> **GIVEN INSTRUCTION**
Identify the lines containing the word "Hradec". Copy each one.
:: DATA PROVIDED
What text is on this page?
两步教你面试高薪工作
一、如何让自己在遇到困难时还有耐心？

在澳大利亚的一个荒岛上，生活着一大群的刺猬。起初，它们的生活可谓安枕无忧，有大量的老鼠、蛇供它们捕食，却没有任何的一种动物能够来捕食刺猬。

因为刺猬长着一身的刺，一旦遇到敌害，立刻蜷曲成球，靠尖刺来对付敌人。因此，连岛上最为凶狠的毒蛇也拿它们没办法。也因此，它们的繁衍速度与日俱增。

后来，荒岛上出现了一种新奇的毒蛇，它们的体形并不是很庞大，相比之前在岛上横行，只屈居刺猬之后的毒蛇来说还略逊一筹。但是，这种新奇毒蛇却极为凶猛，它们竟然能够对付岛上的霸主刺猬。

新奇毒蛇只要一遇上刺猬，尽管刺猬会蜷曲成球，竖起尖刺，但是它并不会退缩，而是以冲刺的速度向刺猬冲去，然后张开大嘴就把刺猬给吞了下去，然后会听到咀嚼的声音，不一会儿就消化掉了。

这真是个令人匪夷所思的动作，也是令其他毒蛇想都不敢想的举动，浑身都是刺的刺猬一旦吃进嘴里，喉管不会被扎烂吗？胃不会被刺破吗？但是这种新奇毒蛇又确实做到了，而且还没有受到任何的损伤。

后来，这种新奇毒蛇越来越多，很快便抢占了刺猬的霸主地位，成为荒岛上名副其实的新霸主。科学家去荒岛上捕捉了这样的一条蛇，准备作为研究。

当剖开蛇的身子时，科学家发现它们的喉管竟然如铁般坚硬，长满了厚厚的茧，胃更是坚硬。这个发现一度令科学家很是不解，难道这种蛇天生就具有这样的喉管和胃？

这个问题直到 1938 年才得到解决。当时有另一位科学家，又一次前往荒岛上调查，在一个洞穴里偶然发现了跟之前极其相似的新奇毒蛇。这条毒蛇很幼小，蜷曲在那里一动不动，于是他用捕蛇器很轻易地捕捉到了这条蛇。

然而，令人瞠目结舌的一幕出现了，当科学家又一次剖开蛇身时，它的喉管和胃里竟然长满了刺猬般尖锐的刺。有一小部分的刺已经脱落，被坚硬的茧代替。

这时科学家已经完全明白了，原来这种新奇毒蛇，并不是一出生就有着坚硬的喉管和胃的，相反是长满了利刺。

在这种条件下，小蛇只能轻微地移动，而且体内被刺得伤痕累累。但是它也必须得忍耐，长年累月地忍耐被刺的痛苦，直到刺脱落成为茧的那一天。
::::
:: DATA PROVIDED
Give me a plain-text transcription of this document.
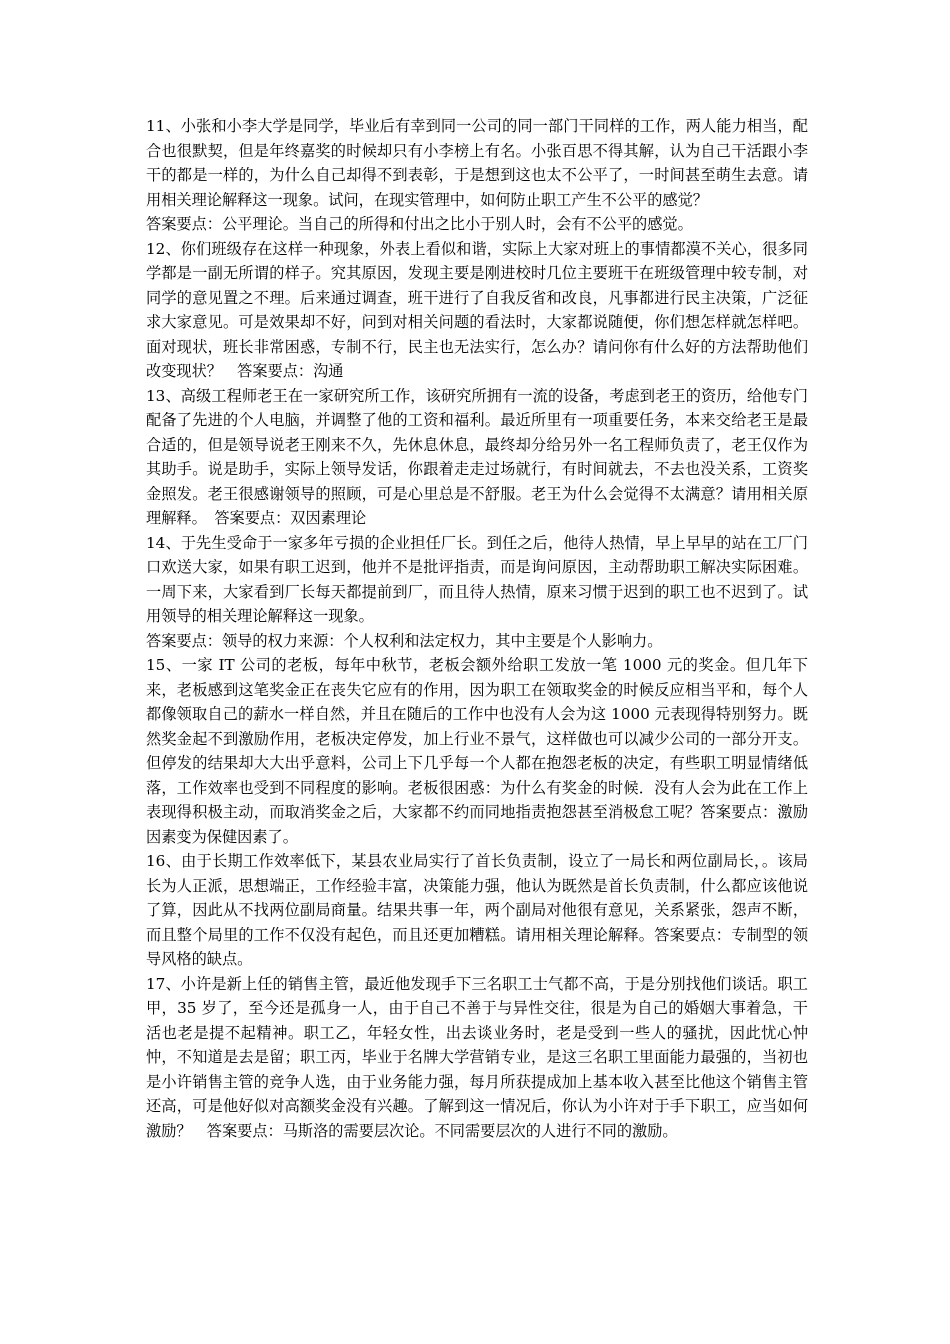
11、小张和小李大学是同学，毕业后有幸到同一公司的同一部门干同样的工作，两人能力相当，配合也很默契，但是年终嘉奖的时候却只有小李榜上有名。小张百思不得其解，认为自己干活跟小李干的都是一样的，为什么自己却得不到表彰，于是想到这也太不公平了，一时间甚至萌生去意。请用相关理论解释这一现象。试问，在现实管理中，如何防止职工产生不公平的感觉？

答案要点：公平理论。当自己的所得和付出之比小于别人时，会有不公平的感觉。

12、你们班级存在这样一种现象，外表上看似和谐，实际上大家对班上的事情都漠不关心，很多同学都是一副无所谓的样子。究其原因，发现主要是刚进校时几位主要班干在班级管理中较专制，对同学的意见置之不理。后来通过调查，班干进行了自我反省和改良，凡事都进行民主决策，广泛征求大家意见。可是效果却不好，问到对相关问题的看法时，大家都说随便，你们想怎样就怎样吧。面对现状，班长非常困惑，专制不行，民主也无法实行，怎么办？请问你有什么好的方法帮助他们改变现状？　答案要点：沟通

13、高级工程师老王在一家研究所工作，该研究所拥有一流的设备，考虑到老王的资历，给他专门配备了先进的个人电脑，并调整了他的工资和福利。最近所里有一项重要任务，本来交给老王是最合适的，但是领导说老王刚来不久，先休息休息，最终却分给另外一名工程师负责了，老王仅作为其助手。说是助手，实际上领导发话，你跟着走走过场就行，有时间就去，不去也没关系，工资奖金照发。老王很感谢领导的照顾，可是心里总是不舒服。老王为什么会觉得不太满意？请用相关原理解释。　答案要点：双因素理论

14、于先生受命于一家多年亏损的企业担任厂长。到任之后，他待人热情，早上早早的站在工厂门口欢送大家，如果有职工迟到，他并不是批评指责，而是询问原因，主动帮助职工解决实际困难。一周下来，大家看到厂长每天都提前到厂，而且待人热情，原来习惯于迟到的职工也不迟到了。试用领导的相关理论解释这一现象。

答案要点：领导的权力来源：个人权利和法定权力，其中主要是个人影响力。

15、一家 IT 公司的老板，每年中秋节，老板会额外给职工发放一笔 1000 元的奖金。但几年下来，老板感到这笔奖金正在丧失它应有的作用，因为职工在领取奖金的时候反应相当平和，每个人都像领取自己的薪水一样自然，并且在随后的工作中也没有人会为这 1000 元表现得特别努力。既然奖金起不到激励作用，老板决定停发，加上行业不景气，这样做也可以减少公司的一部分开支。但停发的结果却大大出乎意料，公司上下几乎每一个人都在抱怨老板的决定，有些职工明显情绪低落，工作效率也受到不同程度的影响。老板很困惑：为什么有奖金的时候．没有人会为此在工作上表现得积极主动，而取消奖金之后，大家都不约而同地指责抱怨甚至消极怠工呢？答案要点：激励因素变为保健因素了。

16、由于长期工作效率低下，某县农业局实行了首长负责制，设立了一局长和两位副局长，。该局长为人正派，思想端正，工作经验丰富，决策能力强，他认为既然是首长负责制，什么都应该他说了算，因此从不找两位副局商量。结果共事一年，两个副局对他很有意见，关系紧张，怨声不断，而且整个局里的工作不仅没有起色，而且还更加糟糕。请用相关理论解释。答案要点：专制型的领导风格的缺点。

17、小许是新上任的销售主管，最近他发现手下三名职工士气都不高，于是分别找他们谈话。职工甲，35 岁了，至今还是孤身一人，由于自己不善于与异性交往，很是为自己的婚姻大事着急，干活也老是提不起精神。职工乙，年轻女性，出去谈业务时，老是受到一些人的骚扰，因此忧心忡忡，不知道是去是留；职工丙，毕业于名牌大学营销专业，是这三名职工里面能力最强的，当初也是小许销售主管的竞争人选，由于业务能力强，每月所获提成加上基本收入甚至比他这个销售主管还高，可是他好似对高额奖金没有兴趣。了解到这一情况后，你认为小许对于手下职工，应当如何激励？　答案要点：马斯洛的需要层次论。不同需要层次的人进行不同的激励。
::::
:: DATA PROVIDED
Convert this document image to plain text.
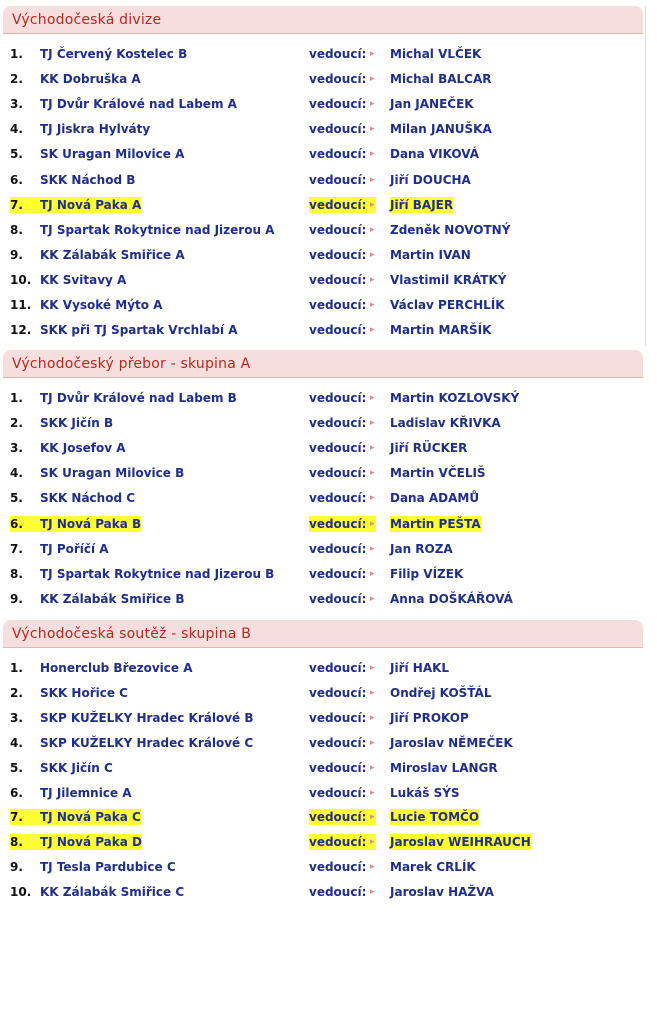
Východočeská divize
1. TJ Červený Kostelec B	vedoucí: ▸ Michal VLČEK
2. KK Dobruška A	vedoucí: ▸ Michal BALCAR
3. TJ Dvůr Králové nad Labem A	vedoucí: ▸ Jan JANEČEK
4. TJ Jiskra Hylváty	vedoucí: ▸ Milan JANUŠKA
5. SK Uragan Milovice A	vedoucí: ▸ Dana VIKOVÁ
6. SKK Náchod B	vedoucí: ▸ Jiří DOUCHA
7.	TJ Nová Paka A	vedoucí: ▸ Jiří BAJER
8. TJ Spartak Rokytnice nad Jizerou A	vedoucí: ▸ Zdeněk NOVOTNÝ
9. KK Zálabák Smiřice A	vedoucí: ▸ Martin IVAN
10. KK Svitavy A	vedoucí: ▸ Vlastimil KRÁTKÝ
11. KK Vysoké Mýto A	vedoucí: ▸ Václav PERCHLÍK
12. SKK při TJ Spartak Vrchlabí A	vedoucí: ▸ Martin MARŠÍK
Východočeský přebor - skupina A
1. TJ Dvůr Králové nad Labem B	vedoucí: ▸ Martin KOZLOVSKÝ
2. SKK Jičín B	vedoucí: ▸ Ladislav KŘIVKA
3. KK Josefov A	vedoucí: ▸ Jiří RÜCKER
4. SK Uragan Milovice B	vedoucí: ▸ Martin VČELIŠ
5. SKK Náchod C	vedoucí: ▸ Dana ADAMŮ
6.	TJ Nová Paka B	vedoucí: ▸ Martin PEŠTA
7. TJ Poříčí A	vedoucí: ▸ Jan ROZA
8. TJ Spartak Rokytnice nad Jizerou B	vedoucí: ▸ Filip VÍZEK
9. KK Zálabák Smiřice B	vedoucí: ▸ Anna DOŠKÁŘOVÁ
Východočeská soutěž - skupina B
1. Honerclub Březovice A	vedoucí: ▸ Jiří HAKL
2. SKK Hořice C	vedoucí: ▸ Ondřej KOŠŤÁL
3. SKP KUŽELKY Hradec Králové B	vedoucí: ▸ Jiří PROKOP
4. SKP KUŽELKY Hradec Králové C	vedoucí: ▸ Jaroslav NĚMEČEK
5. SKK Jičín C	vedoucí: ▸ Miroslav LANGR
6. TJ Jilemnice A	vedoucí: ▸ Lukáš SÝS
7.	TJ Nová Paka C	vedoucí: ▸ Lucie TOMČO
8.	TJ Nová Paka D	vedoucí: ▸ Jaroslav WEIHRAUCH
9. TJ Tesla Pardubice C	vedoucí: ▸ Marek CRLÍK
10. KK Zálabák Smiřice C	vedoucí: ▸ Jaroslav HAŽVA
::::
> **RESPONSE FOR THIS EXERCISE**
3. SKP KUŽELKY Hradec Králové B	vedoucí: ▸ Jiří PROKOP
4. SKP KUŽELKY Hradec Králové C	vedoucí: ▸ Jaroslav NĚMEČEK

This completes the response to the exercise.